(SHORT PROBLEM): Echo the listing word for word, from its first line through the line containing "- paragraph: Ze", with both of those lines included.
::: EXERCISE MATERIAL :::
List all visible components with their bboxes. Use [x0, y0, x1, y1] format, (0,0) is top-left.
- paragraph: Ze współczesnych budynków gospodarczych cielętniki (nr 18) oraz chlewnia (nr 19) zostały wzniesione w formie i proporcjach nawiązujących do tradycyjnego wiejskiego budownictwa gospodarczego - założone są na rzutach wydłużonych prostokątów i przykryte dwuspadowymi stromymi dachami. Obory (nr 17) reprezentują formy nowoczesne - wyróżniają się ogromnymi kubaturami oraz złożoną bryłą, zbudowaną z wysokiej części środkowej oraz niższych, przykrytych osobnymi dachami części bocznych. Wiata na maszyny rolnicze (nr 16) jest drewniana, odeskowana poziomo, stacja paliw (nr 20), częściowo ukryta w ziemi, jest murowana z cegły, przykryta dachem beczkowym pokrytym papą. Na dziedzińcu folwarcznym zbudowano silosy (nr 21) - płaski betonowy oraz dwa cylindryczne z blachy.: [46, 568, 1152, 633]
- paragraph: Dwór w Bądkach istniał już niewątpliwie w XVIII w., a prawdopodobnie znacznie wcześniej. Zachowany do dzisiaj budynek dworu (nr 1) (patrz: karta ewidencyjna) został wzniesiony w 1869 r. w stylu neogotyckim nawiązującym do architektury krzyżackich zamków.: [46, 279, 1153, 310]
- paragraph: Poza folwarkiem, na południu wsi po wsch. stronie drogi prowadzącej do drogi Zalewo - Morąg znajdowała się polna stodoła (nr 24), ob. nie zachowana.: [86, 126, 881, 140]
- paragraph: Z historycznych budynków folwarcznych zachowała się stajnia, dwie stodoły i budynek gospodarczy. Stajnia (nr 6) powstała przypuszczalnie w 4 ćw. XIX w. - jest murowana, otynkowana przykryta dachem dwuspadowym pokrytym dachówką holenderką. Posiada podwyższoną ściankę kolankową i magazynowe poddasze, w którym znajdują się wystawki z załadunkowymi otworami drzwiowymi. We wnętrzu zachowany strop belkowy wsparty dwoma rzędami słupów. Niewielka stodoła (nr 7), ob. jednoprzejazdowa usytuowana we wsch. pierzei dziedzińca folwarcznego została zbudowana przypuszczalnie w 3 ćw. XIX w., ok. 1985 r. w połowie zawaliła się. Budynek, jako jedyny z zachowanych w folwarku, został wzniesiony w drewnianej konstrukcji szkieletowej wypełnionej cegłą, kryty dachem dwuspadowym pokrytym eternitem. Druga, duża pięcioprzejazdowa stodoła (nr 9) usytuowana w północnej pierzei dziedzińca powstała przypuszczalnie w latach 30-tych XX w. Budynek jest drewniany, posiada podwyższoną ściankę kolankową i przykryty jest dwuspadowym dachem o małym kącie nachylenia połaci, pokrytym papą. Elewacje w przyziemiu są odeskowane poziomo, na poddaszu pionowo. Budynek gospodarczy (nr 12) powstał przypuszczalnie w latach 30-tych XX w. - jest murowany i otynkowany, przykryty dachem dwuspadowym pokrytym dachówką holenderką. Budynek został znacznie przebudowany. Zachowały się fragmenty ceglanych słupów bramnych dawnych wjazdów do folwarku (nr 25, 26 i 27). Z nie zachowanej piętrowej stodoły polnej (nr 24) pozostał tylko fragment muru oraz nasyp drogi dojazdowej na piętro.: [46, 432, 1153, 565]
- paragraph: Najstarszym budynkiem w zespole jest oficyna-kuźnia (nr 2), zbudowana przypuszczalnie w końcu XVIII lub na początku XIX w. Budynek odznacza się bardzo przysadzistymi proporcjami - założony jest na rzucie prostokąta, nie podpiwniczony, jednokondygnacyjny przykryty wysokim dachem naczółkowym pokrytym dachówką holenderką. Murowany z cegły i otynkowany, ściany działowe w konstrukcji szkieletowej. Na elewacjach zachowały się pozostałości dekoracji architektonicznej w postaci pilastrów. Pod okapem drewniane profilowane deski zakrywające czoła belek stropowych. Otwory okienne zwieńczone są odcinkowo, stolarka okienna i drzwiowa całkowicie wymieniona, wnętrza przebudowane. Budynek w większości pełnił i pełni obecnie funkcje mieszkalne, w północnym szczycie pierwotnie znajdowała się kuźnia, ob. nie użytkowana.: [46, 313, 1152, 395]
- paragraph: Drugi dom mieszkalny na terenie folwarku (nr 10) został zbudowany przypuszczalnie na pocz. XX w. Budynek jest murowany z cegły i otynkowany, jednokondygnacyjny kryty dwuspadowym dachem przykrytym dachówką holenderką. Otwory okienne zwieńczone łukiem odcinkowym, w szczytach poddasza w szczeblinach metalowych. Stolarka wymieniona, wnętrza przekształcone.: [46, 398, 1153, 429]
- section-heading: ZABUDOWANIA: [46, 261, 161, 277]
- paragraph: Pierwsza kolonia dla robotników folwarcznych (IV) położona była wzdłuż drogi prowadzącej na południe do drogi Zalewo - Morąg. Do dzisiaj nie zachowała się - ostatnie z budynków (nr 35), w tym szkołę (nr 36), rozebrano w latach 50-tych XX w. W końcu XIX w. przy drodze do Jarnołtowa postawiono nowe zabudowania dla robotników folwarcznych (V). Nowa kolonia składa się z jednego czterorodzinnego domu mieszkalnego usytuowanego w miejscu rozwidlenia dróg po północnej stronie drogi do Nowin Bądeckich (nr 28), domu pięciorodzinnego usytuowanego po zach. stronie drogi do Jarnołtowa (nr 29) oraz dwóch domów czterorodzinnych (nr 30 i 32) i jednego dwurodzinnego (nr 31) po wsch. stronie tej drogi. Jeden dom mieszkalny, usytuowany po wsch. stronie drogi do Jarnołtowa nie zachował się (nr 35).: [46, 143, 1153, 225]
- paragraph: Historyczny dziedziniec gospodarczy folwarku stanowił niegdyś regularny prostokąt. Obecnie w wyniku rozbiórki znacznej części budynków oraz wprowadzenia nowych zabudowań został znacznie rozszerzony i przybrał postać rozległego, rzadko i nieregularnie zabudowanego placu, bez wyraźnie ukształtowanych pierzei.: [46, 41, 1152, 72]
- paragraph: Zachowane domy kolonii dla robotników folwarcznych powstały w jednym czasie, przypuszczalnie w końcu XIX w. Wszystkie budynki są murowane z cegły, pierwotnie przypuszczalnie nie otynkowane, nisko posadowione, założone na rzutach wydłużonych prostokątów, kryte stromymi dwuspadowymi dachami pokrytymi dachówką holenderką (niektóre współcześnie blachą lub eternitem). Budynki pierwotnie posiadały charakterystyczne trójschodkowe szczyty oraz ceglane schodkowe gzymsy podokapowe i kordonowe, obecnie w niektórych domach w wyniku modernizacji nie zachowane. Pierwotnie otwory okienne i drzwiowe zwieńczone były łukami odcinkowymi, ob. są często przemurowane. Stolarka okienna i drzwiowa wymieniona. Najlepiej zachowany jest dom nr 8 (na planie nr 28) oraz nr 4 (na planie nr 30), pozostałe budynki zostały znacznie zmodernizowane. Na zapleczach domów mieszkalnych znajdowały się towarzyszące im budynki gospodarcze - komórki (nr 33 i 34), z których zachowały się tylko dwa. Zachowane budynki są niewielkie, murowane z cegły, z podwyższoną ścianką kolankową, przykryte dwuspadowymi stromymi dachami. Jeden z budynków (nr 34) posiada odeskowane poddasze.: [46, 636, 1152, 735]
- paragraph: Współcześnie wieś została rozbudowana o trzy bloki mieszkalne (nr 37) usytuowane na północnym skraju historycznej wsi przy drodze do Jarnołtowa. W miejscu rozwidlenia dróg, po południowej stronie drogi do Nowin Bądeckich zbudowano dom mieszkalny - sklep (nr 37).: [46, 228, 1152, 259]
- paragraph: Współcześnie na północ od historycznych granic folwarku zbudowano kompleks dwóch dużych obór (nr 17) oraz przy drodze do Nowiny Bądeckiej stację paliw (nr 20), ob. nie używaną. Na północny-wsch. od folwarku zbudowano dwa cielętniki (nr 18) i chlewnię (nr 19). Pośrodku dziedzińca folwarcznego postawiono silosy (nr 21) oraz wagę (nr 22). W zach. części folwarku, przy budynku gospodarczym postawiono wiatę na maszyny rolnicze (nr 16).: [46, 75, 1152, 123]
:::
(SOLUTION):
List all visible components with their bboxes. Use [x0, y0, x1, y1] format, (0,0) is top-left.
- paragraph: Ze współczesnych budynków gospodarczych cielętniki (nr 18) oraz chlewnia (nr 19) zostały wzniesione w formie i proporcjach nawiązujących do tradycyjnego wiejskiego budownictwa gospodarczego - założone są na rzutach wydłużonych prostokątów i przykryte dwuspadowymi stromymi dachami. Obory (nr 17) reprezentują formy nowoczesne - wyróżniają się ogromnymi kubaturami oraz złożoną bryłą, zbudowaną z wysokiej części środkowej oraz niższych, przykrytych osobnymi dachami części bocznych. Wiata na maszyny rolnicze (nr 16) jest drewniana, odeskowana poziomo, stacja paliw (nr 20), częściowo ukryta w ziemi, jest murowana z cegły, przykryta dachem beczkowym pokrytym papą. Na dziedzińcu folwarcznym zbudowano silosy (nr 21) - płaski betonowy oraz dwa cylindryczne z blachy.: [46, 568, 1152, 633]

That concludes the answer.